WHAT IS ASKED.
• a. From the Brompton gear changer thread, reproduce the passage that opens with the words containing "Mine is not" and closes with "take it apart....".
• b. Answer these questions from the Brompton gear changer thread:
(i) According to Wilder, what might keep the changer from latching into the 1 position?
(ii) How did FolderBeholder cause the same problem?
(iii) Which gears does ukoldschool say the changer still indicates fine?

TEXT PROVIDED.
+---+
# New style brompton gear change mechanism help..



## ukoldschool (19 Sep 2018)

Hi all, has anybody taken apart or have a diagram of the new style gear changer?

This type:






Mine is not returning when engaging down into '1', i'm sure its something simple like a spring not seated correctly, but Id rather know what was in there before I take it apart.... 

thanks


----------



## Wilder (19 Sep 2018)

Before taking it apart have you checked that there's just not too much tension in the gear cable preventing it from latching into the 1 position? You can could check this by disconnecting the gear cable from the rear hub in the same way you'd take it off to fix a flat tyre.


----------



## FolderBeholder (19 Sep 2018)

Wilder said:


> Before taking it apart have you checked that there's just not too much tension in the gear cable preventing it from latching into the 1 position? You can could check this by disconnecting the gear cable from the rear hub in the same way you'd take it off to fix a flat tyre.


THIS.
Mine did exactly the same thing when I maladjusted it too tightly.


----------



## ukoldschool (19 Sep 2018)

Hi, yes I have checked that. I think the problem has stemmed from the fact that the little chain thingy in the hub was screwed all the way in until it couldn't turn anymore, and it was therefore not at the correct angle for a decent gear change, so when I needed to go down to gear 2 (which is whilst coming up quite a steep hill) it wouldn't change down, and in my 'effort' to get it to change I think i pushed it past its 'stop'... I have now backed the chain thingy off and set it up correctly, and it does change fine it just doesn't return (indicates 3rd and 2nd gears fine, just doesn't seem to work for 1st)
+---+
COLLECTED DATA.
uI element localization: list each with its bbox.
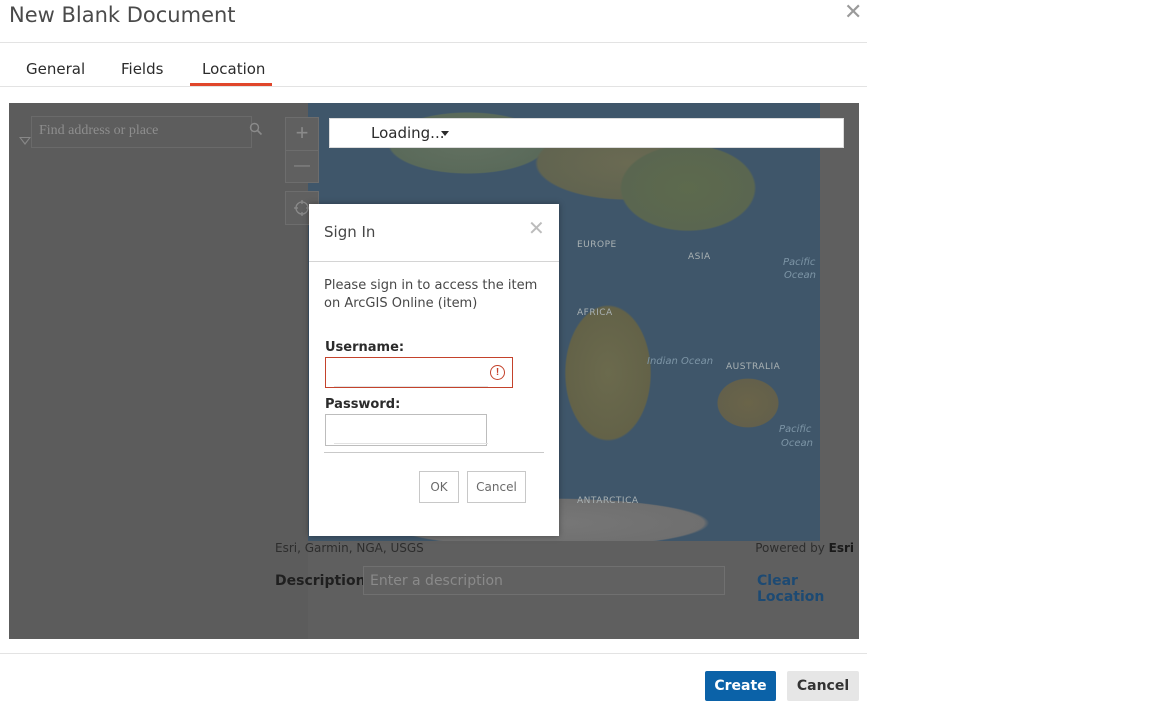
+---+
CORRECT ANSWERS.
• a.
Mine is not returning when engaging down into '1', i'm sure its something simple like a spring not seated correctly, but Id rather know what was in there before I take it apart....

• b.
(i) Too much tension in the gear cable.
(ii) By adjusting it too tightly.
(iii) 3rd and 2nd gears.